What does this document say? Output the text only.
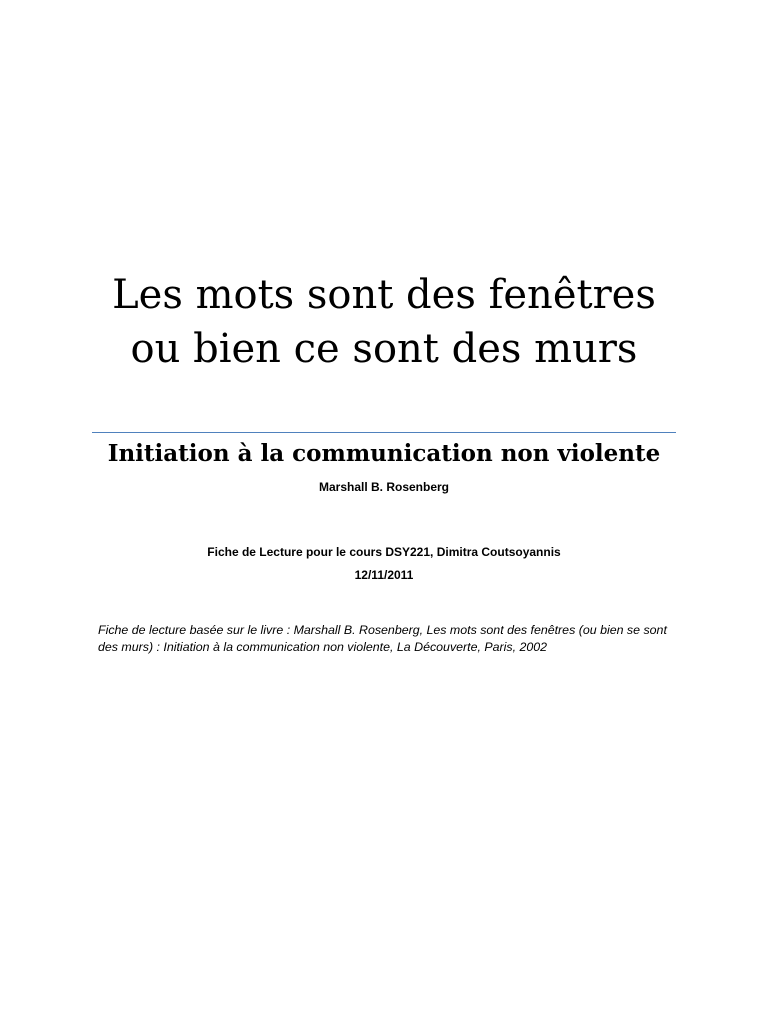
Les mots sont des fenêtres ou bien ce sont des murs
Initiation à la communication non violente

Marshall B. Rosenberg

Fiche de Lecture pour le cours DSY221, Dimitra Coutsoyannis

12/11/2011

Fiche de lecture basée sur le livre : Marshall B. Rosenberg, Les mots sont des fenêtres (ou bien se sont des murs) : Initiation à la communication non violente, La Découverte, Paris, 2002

..............................

Find the word "Marshall" in the material, then list each line that holds it.

> **EXERCISE SOLUTION**
Marshall B. Rosenberg
Fiche de lecture basée sur le livre : Marshall B. Rosenberg, Les mots sont des fenêtres (ou bien se sont des murs) : Initiation à la communication non violente, La Découverte, Paris, 2002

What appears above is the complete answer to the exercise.